-- start Input data --
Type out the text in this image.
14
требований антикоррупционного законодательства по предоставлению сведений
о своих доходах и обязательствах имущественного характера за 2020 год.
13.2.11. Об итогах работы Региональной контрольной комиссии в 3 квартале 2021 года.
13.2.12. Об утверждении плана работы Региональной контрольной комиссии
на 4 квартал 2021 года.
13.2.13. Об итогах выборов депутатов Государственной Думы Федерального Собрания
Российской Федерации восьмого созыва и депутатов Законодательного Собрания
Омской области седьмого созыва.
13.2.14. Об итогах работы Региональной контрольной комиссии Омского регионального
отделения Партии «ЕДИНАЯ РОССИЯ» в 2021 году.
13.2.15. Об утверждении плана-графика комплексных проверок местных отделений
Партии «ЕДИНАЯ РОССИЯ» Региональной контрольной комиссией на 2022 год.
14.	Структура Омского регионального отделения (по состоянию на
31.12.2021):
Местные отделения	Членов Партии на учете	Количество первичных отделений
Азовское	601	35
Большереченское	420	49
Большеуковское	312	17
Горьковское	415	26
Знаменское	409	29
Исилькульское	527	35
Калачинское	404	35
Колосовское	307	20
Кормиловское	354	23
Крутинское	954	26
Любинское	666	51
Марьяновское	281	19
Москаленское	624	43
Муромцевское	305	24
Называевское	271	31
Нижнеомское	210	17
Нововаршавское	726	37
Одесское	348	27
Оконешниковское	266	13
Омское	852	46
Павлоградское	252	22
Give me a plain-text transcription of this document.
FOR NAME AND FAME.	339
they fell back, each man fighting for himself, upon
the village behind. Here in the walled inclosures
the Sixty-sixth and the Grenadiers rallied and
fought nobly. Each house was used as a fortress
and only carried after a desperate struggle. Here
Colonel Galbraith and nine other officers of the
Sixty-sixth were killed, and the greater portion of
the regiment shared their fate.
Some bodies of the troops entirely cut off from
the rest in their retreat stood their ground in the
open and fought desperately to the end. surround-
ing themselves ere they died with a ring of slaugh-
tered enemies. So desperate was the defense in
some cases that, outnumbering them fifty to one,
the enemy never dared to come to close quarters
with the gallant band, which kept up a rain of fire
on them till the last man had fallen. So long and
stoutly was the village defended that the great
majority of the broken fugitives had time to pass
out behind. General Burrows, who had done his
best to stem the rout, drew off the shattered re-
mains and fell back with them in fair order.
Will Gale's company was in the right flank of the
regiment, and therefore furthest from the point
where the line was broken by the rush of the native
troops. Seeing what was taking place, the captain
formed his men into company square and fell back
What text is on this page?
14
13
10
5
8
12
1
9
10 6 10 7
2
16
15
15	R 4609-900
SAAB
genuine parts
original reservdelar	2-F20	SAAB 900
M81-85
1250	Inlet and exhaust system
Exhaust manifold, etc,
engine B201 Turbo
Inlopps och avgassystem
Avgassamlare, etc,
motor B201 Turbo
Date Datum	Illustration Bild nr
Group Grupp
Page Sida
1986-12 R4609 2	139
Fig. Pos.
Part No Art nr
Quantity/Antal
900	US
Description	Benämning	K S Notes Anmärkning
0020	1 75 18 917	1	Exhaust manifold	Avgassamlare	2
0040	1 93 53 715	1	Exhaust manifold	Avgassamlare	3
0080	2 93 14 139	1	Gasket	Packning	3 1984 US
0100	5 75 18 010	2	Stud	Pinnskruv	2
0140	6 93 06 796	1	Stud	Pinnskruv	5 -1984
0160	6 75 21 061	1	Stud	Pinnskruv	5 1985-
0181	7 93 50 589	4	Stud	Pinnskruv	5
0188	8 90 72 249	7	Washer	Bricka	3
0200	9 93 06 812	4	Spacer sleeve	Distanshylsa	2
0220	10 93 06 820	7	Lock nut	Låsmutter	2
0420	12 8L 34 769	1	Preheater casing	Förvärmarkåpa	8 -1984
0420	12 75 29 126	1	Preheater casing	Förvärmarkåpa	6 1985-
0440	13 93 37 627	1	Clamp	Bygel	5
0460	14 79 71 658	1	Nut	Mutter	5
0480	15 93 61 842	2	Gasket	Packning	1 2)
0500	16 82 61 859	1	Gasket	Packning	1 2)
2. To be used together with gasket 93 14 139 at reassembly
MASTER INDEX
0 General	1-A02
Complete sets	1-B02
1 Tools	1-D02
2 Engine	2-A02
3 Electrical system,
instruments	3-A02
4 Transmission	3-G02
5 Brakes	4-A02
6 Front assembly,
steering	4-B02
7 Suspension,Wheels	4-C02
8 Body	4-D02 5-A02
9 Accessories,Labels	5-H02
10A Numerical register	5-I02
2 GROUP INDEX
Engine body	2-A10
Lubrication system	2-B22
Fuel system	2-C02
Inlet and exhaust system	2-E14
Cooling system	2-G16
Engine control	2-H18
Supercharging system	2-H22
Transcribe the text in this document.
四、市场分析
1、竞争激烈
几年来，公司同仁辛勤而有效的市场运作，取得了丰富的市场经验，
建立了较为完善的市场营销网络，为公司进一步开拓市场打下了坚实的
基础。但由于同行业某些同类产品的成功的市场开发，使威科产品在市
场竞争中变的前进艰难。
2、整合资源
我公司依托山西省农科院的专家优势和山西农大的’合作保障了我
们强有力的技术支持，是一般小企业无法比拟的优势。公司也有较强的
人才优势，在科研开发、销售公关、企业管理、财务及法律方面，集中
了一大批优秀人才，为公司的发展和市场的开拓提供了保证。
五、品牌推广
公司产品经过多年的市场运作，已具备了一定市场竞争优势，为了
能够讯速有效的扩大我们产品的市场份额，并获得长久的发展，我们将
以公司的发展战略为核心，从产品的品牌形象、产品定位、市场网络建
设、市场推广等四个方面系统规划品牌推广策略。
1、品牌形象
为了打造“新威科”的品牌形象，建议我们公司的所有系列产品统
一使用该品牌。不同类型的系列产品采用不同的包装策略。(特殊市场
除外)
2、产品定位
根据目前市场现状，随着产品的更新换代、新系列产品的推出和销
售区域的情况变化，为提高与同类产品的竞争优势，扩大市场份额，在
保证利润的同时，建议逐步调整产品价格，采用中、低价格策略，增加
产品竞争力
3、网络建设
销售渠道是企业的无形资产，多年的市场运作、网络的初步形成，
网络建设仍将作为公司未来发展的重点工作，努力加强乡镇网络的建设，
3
-- end Input data --
> [Exercise brief]: Look for the word "утверждении" in every line of the listing and copy the lines that have it.

> [Solution below]:
13.2.12. Об утверждении плана работы Региональной контрольной комиссии
13.2.15. Об утверждении плана-графика комплексных проверок местных отделений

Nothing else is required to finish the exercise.